[Data entries]
##########

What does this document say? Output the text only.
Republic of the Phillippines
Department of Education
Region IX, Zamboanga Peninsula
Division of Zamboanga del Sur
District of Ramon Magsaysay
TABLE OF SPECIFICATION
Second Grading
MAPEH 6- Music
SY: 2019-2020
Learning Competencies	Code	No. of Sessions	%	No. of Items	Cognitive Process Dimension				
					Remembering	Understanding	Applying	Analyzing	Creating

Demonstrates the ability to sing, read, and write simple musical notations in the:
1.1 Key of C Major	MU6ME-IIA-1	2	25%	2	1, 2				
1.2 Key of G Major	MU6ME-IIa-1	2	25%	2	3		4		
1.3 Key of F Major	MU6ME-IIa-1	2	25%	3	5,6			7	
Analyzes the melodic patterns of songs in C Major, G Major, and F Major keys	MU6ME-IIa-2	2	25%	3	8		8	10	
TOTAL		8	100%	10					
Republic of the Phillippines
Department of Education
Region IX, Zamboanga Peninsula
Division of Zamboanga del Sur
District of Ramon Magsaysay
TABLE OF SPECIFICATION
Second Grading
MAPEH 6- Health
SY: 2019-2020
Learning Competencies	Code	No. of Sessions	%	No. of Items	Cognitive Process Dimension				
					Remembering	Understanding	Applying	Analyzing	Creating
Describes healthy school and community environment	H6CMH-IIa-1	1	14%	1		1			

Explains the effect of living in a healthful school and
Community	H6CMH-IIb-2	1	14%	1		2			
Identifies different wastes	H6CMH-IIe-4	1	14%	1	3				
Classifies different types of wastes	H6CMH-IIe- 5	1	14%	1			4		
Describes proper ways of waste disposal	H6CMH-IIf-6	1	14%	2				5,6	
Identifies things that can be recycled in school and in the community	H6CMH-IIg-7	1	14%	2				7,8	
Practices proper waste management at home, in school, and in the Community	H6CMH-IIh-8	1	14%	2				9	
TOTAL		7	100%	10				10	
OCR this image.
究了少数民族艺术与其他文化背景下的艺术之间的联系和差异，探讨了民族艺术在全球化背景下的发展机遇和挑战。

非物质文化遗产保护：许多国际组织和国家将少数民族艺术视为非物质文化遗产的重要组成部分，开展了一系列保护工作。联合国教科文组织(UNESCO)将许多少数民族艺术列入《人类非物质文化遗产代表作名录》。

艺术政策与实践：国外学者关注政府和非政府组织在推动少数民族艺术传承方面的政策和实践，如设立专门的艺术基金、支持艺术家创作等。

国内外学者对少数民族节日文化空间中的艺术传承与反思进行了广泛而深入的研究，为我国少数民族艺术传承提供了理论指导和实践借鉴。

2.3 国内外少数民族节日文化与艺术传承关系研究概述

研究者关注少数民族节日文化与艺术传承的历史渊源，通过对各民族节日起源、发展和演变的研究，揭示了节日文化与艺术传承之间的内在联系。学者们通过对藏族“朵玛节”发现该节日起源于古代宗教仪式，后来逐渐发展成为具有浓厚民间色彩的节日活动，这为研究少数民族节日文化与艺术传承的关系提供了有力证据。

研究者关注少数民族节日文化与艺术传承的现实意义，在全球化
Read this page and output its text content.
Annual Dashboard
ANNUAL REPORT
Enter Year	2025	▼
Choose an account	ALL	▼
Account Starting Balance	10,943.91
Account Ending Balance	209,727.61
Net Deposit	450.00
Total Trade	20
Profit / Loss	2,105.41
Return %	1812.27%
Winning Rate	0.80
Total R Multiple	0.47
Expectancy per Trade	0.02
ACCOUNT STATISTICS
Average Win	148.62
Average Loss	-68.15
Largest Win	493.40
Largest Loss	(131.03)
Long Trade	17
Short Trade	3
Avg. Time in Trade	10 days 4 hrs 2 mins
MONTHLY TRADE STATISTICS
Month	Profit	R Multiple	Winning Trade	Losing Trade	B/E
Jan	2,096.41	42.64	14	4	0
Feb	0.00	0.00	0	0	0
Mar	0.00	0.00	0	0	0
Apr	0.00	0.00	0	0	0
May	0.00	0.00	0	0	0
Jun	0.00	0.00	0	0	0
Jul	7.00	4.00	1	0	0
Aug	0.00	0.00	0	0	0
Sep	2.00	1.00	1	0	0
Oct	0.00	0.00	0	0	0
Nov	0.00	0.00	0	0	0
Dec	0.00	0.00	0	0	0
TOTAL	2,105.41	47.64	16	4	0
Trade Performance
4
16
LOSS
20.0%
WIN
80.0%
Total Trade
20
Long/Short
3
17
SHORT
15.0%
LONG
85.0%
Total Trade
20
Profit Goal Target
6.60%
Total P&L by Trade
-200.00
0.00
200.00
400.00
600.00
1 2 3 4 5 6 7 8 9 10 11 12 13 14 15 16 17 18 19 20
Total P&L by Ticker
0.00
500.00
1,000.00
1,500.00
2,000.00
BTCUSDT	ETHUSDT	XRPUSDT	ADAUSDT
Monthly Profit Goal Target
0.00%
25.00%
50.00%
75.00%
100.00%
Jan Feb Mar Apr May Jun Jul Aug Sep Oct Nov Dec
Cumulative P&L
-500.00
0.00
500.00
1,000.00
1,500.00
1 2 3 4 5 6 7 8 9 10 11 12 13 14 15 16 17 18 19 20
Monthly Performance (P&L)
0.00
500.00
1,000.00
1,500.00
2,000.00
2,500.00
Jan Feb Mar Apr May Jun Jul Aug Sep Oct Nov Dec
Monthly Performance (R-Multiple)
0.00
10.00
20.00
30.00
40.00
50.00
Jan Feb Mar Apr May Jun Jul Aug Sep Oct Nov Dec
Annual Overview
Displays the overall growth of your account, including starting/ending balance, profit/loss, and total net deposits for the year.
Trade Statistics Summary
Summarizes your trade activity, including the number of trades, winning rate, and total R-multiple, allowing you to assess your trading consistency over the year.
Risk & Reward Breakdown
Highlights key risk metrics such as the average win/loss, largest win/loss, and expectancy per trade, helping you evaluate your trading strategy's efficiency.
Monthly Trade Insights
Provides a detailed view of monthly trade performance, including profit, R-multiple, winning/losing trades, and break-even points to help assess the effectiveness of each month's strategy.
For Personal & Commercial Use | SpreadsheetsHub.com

##########

Exercise directions ▸
Transcribe the material exactly as it reads.

Answer below ▸
What does this document say? Output the text only.
Republic of the Phillippines
Department of Education
Region IX, Zamboanga Peninsula
Division of Zamboanga del Sur
District of Ramon Magsaysay
TABLE OF SPECIFICATION
Second Grading
MAPEH 6- Music
SY: 2019-2020
Learning Competencies	Code	No. of Sessions	%	No. of Items	Cognitive Process Dimension				
					Remembering	Understanding	Applying	Analyzing	Creating

Demonstrates the ability to sing, read, and write simple musical notations in the:
1.1 Key of C Major	MU6ME-IIA-1	2	25%	2	1, 2				
1.2 Key of G Major	MU6ME-IIa-1	2	25%	2	3		4		
1.3 Key of F Major	MU6ME-IIa-1	2	25%	3	5,6			7	
Analyzes the melodic patterns of songs in C Major, G Major, and F Major keys	MU6ME-IIa-2	2	25%	3	8		8	10	
TOTAL		8	100%	10					
Republic of the Phillippines
Department of Education
Region IX, Zamboanga Peninsula
Division of Zamboanga del Sur
District of Ramon Magsaysay
TABLE OF SPECIFICATION
Second Grading
MAPEH 6- Health
SY: 2019-2020
Learning Competencies	Code	No. of Sessions	%	No. of Items	Cognitive Process Dimension				
					Remembering	Understanding	Applying	Analyzing	Creating
Describes healthy school and community environment	H6CMH-IIa-1	1	14%	1		1			

Explains the effect of living in a healthful school and
Community	H6CMH-IIb-2	1	14%	1		2			
Identifies different wastes	H6CMH-IIe-4	1	14%	1	3				
Classifies different types of wastes	H6CMH-IIe- 5	1	14%	1			4		
Describes proper ways of waste disposal	H6CMH-IIf-6	1	14%	2				5,6	
Identifies things that can be recycled in school and in the community	H6CMH-IIg-7	1	14%	2				7,8	
Practices proper waste management at home, in school, and in the Community	H6CMH-IIh-8	1	14%	2				9	
TOTAL		7	100%	10				10	
OCR this image.
究了少数民族艺术与其他文化背景下的艺术之间的联系和差异，探讨了民族艺术在全球化背景下的发展机遇和挑战。

非物质文化遗产保护：许多国际组织和国家将少数民族艺术视为非物质文化遗产的重要组成部分，开展了一系列保护工作。联合国教科文组织(UNESCO)将许多少数民族艺术列入《人类非物质文化遗产代表作名录》。

艺术政策与实践：国外学者关注政府和非政府组织在推动少数民族艺术传承方面的政策和实践，如设立专门的艺术基金、支持艺术家创作等。

国内外学者对少数民族节日文化空间中的艺术传承与反思进行了广泛而深入的研究，为我国少数民族艺术传承提供了理论指导和实践借鉴。

2.3 国内外少数民族节日文化与艺术传承关系研究概述

研究者关注少数民族节日文化与艺术传承的历史渊源，通过对各民族节日起源、发展和演变的研究，揭示了节日文化与艺术传承之间的内在联系。学者们通过对藏族“朵玛节”发现该节日起源于古代宗教仪式，后来逐渐发展成为具有浓厚民间色彩的节日活动，这为研究少数民族节日文化与艺术传承的关系提供了有力证据。

研究者关注少数民族节日文化与艺术传承的现实意义，在全球化
Read this page and output its text content.
Annual Dashboard
ANNUAL REPORT
Enter Year	2025	▼
Choose an account	ALL	▼
Account Starting Balance	10,943.91
Account Ending Balance	209,727.61
Net Deposit	450.00
Total Trade	20
Profit / Loss	2,105.41
Return %	1812.27%
Winning Rate	0.80
Total R Multiple	0.47
Expectancy per Trade	0.02
ACCOUNT STATISTICS
Average Win	148.62
Average Loss	-68.15
Largest Win	493.40
Largest Loss	(131.03)
Long Trade	17
Short Trade	3
Avg. Time in Trade	10 days 4 hrs 2 mins
MONTHLY TRADE STATISTICS
Month	Profit	R Multiple	Winning Trade	Losing Trade	B/E
Jan	2,096.41	42.64	14	4	0
Feb	0.00	0.00	0	0	0
Mar	0.00	0.00	0	0	0
Apr	0.00	0.00	0	0	0
May	0.00	0.00	0	0	0
Jun	0.00	0.00	0	0	0
Jul	7.00	4.00	1	0	0
Aug	0.00	0.00	0	0	0
Sep	2.00	1.00	1	0	0
Oct	0.00	0.00	0	0	0
Nov	0.00	0.00	0	0	0
Dec	0.00	0.00	0	0	0
TOTAL	2,105.41	47.64	16	4	0
Trade Performance
4
16
LOSS
20.0%
WIN
80.0%
Total Trade
20
Long/Short
3
17
SHORT
15.0%
LONG
85.0%
Total Trade
20
Profit Goal Target
6.60%
Total P&L by Trade
-200.00
0.00
200.00
400.00
600.00
1 2 3 4 5 6 7 8 9 10 11 12 13 14 15 16 17 18 19 20
Total P&L by Ticker
0.00
500.00
1,000.00
1,500.00
2,000.00
BTCUSDT	ETHUSDT	XRPUSDT	ADAUSDT
Monthly Profit Goal Target
0.00%
25.00%
50.00%
75.00%
100.00%
Jan Feb Mar Apr May Jun Jul Aug Sep Oct Nov Dec
Cumulative P&L
-500.00
0.00
500.00
1,000.00
1,500.00
1 2 3 4 5 6 7 8 9 10 11 12 13 14 15 16 17 18 19 20
Monthly Performance (P&L)
0.00
500.00
1,000.00
1,500.00
2,000.00
2,500.00
Jan Feb Mar Apr May Jun Jul Aug Sep Oct Nov Dec
Monthly Performance (R-Multiple)
0.00
10.00
20.00
30.00
40.00
50.00
Jan Feb Mar Apr May Jun Jul Aug Sep Oct Nov Dec
Annual Overview
Displays the overall growth of your account, including starting/ending balance, profit/loss, and total net deposits for the year.
Trade Statistics Summary
Summarizes your trade activity, including the number of trades, winning rate, and total R-multiple, allowing you to assess your trading consistency over the year.
Risk & Reward Breakdown
Highlights key risk metrics such as the average win/loss, largest win/loss, and expectancy per trade, helping you evaluate your trading strategy's efficiency.
Monthly Trade Insights
Provides a detailed view of monthly trade performance, including profit, R-multiple, winning/losing trades, and break-even points to help assess the effectiveness of each month's strategy.
For Personal & Commercial Use | SpreadsheetsHub.com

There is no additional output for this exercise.